• **Brano proposto**:

%%

I VALORI DELLA SINISTRA ALLA PROVA DEL MONDO CHE CAMBIA di Giandomenico Vivacqua

(Lo scorso 18 giugno al circolo Empedocleo di Agrigento si sono incontrati uomini e donne della sinistra per un primo confronto politico-culturale dopo la sconfitta elettorale del 4 marzo. Di seguito pubblichiamo l'intervento introduttivo di Giandomenico Vivacqua)

Ci siamo convocati, pensando di interpretare, in seno alla nostra area politica e culturale, un comune stato d’animo, una diffusa necessità, il bisogno di ragionare sulle cose accadute e su quelle che ancora possono accadere, dopo una sconfitta elettorale senza precedenti nella storia repubblicana, il traumatico, doloroso arretramento, sul piano del consenso, dei partiti e dei movimenti che si richiamano, con diverse sfumature ideali, con maggiore o minore convinzione e fedeltà filologica, alla storia, alla tradizione della sinistra italiana ed europea. 

Non un’analisi del risultato elettorale, orientata a chiarire le ragioni dell’inefficacia delle soluzioni tattiche esperite, delle formule e degli schemi adottati dai soggetti politici del nostro campo nella recente competizione, ciascuno col suo diverso carico di responsabilità. Piuttosto, una ricognizione patrimoniale, una verifica della consistenza e dell’attualità dei beni morali pertinenti, più che appartenenti, alla nostra famiglia; quei valori della sinistra, di cui al titolo del nostro incontro, che necessariamente preesistono ai tentativi organizzati di tradurli in azione politica.

Mi riferisco a quel peculio di idee, di principi e di sentimenti che, variamente declinati, hanno definito per molto tempo il perimetro della nostra particolare identità, al cui interno è stato possibile confrontarsi, scontrarsi, anche aspramente, ma pur sempre riconoscendosi nelle comuni aspirazioni e sapendo riconoscere chi, fuori da quel perimetro, era mosso da altre idee e nutriva diverse aspirazioni.

%%

• **Dati**:
%%

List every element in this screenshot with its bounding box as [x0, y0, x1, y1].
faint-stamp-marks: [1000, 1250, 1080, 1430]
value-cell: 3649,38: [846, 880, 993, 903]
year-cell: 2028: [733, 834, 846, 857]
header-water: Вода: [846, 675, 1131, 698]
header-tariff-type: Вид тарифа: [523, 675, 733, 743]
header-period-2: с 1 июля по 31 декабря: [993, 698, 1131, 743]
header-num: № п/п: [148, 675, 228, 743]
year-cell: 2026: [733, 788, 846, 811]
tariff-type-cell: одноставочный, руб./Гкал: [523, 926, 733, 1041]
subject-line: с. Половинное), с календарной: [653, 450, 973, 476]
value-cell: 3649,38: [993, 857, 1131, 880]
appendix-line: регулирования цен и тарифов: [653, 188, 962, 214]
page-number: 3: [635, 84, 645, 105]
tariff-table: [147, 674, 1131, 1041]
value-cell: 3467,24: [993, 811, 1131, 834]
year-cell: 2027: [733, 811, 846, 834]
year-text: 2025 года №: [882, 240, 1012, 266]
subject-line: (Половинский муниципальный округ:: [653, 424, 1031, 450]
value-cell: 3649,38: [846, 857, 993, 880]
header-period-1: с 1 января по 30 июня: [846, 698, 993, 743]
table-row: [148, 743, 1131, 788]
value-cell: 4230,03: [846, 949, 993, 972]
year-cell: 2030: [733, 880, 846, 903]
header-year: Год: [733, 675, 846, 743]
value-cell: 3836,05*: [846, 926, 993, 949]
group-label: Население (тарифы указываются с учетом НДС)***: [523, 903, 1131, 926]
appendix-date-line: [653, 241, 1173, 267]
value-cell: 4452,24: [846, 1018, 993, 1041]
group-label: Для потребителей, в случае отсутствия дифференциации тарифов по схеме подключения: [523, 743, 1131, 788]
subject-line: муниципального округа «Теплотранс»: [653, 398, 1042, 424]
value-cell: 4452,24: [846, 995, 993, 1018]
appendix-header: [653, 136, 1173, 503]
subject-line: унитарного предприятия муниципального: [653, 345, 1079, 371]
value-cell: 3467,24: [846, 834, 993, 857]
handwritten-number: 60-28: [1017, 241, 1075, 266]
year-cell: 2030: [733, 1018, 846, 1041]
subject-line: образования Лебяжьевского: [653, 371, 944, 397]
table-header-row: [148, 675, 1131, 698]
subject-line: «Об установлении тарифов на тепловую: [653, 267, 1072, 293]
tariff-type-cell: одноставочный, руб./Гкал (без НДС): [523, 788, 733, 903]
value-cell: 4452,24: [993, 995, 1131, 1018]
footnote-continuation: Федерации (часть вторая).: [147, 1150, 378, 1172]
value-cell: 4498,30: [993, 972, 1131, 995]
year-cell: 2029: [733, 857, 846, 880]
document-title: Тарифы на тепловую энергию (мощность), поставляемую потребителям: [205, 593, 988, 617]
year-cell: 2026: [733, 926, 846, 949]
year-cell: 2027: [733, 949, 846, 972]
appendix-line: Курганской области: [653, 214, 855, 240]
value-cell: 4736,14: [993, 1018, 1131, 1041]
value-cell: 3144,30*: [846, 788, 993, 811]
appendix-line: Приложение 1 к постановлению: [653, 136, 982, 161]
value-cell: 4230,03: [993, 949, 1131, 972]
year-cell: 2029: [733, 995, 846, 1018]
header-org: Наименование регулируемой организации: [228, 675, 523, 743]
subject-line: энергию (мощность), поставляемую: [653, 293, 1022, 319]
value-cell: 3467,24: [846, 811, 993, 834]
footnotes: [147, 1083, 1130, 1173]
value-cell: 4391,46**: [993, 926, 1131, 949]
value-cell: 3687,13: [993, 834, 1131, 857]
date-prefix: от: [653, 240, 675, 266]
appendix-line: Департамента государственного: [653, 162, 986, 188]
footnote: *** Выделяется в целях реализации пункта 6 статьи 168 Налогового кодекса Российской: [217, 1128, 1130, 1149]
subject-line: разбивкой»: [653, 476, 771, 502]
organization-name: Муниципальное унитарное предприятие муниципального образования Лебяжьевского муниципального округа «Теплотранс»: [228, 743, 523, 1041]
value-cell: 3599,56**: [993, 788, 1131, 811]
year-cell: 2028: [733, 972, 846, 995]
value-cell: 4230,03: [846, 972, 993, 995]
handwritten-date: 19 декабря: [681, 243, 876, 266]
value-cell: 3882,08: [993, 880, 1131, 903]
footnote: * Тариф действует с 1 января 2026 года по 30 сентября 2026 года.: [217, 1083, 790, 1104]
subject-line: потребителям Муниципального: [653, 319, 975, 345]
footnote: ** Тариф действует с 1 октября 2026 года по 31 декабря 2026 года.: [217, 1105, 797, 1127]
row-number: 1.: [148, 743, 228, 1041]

%%

• **Istruzioni di lavoro**:
1. Nel brano proposto, elenca le componenti del «peculio» nominato nell'ultimo capoverso.
2. Trascrivi dal brano proposto il tratto che comincia con "(Lo scorso 18" e prosegue fino a "italiana ed europea.", mettendo "disfatta elettorale" al posto di "sconfitta elettorale".

• **Soluzioni dei compiti**:
1. idee, principi, sentimenti

2.
(Lo scorso 18 giugno al circolo Empedocleo di Agrigento si sono incontrati uomini e donne della sinistra per un primo confronto politico-culturale dopo la disfatta elettorale del 4 marzo. Di seguito pubblichiamo l'intervento introduttivo di Giandomenico Vivacqua)

Ci siamo convocati, pensando di interpretare, in seno alla nostra area politica e culturale, un comune stato d’animo, una diffusa necessità, il bisogno di ragionare sulle cose accadute e su quelle che ancora possono accadere, dopo una disfatta elettorale senza precedenti nella storia repubblicana, il traumatico, doloroso arretramento, sul piano del consenso, dei partiti e dei movimenti che si richiamano, con diverse sfumature ideali, con maggiore o minore convinzione e fedeltà filologica, alla storia, alla tradizione della sinistra italiana ed europea.